Prototype "improved_chk_index"

Thu Oct 29 21:22:47 GMT 2009

-----BEGIN PGP SIGNED MESSAGE-----
Hash: SHA1

Sorry about the double send of this email, my network went spotty right
as I was sending it, and my client claimed it didn't go through.

>> One thing to consider with the .tix index is what we want to end up
>> with. I can see indirecting via .cix for file content, but still we'd
>> want per file graphs, I think.
> 
>> -Rob
> 
> Yeah, I'm still trying to sort that out myself. I agree we want to keep
> the per-file graph, but I'm thinking we might consider storing it
> differently. I haven't really thought of it enough to give good answers
> here.
> 

...

> I can think of ways to compact the per-file ancestry. Like splitting it
> up by file-id, so you have a 'section' with a given file-id, so you
> don't have to repeat the actual file-id string. And a lookup table in
> the beginning to revision-ids, so they can be stored as simple integers.
>  Then you can create the file-id graph as just a bunch of chained integers.

Saved entries
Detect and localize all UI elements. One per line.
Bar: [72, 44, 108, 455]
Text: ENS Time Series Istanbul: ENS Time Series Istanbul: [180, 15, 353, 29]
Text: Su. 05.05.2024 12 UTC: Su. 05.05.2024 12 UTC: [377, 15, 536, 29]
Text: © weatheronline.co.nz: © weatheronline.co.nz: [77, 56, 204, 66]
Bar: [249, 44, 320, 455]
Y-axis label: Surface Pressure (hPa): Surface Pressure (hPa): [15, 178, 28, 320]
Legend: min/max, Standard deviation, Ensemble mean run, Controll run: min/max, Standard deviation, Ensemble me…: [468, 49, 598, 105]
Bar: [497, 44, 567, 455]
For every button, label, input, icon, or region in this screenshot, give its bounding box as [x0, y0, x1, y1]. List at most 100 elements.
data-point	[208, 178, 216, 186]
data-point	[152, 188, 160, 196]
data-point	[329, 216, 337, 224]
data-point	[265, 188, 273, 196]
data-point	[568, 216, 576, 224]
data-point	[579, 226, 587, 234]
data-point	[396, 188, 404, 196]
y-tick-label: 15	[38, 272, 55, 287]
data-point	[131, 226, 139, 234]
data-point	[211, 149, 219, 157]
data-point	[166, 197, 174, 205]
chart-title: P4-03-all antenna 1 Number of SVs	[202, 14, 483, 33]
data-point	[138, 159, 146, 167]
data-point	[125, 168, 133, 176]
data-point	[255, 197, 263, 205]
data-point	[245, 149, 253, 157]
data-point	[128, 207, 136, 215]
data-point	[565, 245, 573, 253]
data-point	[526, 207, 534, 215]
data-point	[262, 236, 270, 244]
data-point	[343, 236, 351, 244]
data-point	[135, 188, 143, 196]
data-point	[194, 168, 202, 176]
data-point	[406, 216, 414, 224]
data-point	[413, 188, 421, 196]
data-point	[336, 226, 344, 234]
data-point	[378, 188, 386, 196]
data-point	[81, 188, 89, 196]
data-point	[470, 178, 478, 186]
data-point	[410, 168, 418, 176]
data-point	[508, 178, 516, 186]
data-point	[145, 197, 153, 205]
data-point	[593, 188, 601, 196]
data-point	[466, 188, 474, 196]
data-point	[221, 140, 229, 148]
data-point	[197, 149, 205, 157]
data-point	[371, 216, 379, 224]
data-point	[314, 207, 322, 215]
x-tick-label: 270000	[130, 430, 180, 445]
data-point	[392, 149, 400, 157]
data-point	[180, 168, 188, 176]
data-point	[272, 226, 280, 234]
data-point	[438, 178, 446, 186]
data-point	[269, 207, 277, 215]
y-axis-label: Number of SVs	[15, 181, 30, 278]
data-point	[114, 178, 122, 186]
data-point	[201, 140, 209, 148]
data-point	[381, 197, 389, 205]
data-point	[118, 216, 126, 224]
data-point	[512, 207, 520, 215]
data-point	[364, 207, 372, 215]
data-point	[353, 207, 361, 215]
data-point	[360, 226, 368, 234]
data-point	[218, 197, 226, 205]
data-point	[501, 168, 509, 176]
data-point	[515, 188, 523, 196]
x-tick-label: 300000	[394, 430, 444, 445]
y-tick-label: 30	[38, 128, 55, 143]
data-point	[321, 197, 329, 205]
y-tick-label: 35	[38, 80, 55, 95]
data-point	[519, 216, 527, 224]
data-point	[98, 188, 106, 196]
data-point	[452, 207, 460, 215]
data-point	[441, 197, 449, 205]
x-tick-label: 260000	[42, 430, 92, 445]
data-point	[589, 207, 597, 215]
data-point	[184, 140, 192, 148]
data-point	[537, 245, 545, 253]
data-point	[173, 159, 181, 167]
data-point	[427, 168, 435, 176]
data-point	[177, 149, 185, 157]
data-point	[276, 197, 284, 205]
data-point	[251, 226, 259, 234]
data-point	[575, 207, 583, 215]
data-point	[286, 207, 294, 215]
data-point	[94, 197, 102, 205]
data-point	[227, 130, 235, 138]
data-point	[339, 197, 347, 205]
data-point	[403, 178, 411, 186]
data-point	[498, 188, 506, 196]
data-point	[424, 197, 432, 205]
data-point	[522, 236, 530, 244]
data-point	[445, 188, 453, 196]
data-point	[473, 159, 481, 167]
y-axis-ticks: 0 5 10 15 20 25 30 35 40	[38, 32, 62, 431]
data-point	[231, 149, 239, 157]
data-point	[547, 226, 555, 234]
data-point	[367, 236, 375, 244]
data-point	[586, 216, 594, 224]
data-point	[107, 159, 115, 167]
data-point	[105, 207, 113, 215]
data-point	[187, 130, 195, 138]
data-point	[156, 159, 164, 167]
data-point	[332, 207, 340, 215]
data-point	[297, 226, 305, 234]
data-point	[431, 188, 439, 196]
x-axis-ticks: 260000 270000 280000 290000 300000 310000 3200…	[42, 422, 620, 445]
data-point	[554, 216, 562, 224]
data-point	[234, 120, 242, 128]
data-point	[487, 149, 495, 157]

Work to complete => Rewrite the paragraph of the mailing-list message above that begins "I can think of ways to compact" as a short list, keeping its main points.

Reply to the task =>
- Compact the per-file ancestry by splitting it up by file-id into sections, so the actual file-id string does not have to be repeated.
- Put a lookup table to revision-ids at the beginning, so revision-ids can be stored as simple integers.
- Create the file-id graph as a bunch of chained integers.